=== TEXTO DEL DOCUMENTO ===
_ _ _

En España el uso de “persona con discapacidad” es obligado en los textos normativos desde el 1 de enero de 2007 (Disposición adicional octava. Terminología. Ley 39/2006, de 14 de diciembre). Se sustituyen así los términos minusválido y persona con minusvalía, que la Organización Mundial de la Salud (OMS) decidió abandonar en 2001, por su “connotación peyorativa”. Discapacidad es también el término elegido por la Asamblea General de la ONU en el Primer Tratado Internacional de los Derechos de las Personas con Discapacidad, aprobado en 2006. Queda muy atrás la norma que suprimía para los textos de la Administración los términos subnormalidad y subnormal (RD 348/1986, de 10 de febrero). Estos términos se sustituían, en aquel momento, por minusvalía y persona con minusvalía.

_ _ _

=== SERIE DE EJERCICIOS ===
1. Según el texto, ¿desde qué fecha es obligado en España el uso de "persona con discapacidad" en los textos normativos?
2. Enumera todos los términos que, según el texto, fueron sustituidos por otros.
3. Indica si cada afirmación concuerda con el texto y cita las palabras que lo deciden.
(a) La OMS decidió abandonar los términos minusválido y persona con minusvalía en 2001.
(b) El Primer Tratado Internacional de los Derechos de las Personas con Discapacidad se aprobó en 2007.
(c) El RD 348/1986 sustituía los términos subnormalidad y subnormal por "persona con discapacidad".
Los datos no intervienen en estas tareas.

_ _ _

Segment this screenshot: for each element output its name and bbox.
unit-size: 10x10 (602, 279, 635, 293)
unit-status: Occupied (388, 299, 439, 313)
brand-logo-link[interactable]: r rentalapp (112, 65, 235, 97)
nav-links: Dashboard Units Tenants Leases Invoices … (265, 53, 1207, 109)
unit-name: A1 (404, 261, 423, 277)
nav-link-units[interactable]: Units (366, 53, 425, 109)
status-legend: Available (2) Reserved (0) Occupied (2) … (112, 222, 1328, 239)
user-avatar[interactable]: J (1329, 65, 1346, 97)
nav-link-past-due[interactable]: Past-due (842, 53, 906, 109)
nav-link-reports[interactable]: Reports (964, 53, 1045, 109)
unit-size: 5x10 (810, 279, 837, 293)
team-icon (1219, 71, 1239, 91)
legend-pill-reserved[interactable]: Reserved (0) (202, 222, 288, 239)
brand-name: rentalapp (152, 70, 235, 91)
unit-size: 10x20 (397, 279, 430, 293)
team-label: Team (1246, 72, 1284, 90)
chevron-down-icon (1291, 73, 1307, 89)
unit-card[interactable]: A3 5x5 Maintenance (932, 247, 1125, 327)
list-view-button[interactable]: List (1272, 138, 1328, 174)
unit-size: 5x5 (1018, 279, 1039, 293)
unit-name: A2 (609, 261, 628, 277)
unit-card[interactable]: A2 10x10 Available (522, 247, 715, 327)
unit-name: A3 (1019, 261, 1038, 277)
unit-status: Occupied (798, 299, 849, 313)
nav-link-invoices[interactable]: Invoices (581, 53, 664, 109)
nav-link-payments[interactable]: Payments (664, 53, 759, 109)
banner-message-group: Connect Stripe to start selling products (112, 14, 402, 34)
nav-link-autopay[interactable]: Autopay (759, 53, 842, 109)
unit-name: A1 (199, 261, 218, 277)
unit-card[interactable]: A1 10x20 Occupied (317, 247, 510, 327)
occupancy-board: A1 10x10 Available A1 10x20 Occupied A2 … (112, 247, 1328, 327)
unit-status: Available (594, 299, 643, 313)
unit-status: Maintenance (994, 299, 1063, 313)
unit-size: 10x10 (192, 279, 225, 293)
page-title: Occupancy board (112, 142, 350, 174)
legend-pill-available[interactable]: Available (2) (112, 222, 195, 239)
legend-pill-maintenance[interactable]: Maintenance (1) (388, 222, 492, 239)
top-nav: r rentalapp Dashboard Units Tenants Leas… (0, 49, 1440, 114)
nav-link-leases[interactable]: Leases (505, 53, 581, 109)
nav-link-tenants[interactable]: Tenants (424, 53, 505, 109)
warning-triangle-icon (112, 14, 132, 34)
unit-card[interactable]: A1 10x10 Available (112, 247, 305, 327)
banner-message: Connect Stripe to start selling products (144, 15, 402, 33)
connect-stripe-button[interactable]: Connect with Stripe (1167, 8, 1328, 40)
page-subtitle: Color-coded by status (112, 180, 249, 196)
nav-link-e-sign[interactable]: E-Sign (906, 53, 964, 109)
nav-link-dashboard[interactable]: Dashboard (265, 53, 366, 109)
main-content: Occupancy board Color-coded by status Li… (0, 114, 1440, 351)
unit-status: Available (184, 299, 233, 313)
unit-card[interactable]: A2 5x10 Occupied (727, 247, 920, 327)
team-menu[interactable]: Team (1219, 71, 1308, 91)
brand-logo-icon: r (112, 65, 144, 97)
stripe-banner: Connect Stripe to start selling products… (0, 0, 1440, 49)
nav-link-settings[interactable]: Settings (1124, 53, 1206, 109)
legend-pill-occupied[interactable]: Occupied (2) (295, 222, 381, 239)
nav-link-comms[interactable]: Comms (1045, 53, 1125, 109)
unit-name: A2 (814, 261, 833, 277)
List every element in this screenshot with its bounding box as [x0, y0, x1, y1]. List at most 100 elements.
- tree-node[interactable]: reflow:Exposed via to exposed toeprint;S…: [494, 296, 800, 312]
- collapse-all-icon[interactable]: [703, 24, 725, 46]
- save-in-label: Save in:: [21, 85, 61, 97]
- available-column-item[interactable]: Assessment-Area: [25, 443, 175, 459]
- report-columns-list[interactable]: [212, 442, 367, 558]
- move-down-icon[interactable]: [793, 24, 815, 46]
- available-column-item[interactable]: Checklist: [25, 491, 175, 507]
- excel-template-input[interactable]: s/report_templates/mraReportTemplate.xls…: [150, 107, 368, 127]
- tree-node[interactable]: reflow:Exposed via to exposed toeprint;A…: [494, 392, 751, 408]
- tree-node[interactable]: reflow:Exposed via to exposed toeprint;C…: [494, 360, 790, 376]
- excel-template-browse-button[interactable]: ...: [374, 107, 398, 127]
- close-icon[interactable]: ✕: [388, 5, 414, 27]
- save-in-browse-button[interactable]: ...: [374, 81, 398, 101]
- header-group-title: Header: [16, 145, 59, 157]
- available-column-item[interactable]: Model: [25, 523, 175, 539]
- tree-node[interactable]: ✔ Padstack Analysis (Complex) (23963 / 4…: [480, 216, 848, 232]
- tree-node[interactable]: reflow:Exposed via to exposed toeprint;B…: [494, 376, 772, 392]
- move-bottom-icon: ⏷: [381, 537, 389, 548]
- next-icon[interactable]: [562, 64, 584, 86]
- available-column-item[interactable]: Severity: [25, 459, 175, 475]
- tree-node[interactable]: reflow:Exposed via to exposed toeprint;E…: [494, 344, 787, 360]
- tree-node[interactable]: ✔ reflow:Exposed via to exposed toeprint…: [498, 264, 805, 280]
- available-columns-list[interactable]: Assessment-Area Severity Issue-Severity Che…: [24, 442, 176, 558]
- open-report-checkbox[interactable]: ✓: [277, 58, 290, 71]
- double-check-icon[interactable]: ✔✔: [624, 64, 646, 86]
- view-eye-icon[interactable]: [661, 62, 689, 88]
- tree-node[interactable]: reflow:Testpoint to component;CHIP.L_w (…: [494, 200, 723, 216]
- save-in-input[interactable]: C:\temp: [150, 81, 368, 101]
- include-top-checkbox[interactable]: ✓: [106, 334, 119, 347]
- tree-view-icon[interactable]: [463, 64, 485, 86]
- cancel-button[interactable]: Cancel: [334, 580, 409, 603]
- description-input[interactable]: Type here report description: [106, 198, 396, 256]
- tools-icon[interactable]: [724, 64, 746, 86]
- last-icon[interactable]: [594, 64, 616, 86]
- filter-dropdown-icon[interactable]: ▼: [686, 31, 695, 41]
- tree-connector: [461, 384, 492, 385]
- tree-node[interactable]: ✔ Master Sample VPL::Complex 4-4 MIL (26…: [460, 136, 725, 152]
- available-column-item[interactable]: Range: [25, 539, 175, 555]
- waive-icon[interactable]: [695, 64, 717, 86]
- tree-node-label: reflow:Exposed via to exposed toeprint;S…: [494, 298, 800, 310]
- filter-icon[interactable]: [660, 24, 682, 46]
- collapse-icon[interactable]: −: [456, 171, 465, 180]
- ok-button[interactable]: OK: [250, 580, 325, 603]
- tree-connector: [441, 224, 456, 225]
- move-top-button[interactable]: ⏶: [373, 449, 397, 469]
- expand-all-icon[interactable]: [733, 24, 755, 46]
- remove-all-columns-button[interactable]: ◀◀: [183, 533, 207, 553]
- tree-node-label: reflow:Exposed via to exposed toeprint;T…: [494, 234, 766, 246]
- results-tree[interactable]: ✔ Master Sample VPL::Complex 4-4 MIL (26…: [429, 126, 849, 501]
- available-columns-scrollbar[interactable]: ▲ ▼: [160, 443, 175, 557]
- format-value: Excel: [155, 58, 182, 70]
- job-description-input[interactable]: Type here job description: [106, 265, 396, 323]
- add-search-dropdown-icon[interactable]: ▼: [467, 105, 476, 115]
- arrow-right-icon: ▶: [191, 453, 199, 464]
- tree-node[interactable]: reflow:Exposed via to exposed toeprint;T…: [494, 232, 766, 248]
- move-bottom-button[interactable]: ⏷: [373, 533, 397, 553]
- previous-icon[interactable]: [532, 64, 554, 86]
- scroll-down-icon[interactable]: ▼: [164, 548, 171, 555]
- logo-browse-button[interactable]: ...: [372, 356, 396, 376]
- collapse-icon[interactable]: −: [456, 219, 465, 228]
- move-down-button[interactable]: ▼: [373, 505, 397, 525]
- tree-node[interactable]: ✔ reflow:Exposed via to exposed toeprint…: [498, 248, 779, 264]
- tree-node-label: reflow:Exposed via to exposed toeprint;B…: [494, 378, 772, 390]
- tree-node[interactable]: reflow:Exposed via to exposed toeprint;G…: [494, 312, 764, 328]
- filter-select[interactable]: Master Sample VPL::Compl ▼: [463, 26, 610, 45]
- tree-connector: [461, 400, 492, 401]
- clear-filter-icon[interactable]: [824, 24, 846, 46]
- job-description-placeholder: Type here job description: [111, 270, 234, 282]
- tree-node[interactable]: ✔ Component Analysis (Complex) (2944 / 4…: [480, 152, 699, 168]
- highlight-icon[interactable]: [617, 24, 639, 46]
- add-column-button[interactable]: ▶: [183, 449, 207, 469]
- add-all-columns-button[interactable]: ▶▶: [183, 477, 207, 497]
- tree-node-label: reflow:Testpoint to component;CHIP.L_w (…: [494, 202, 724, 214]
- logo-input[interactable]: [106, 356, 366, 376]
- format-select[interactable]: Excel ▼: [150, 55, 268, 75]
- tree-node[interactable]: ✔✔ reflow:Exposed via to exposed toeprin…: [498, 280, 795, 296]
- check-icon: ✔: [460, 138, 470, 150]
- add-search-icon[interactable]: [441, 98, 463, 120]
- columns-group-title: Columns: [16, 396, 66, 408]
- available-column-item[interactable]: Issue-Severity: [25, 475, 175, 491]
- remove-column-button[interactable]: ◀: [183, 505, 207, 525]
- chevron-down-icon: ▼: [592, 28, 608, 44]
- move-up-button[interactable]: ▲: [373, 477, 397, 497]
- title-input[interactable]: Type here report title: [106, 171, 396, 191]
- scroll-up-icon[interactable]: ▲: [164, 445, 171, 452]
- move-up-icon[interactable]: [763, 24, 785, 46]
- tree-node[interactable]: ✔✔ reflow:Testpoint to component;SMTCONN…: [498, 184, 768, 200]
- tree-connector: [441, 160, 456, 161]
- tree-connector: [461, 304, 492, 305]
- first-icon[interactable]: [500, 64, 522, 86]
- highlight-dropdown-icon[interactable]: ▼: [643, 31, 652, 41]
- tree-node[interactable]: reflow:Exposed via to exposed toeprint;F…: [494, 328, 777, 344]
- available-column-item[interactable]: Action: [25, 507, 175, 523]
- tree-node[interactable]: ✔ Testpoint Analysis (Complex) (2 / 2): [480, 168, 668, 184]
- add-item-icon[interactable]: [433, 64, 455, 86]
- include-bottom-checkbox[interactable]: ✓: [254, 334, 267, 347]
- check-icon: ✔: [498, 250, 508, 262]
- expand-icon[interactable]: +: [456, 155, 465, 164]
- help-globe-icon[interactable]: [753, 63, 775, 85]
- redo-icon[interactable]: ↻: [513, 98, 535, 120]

_ _ _

=== RESPUESTAS DE LA ACTIVIDAD ===
1. Desde el 1 de enero de 2007.

2. minusválido, persona con minusvalía, subnormalidad, subnormal

3.
(a) Sí: "que la Organización Mundial de la Salud (OMS) decidió abandonar en 2001".
(b) No: "aprobado en 2006".
(c) No: "Estos términos se sustituían, en aquel momento, por minusvalía y persona con minusvalía".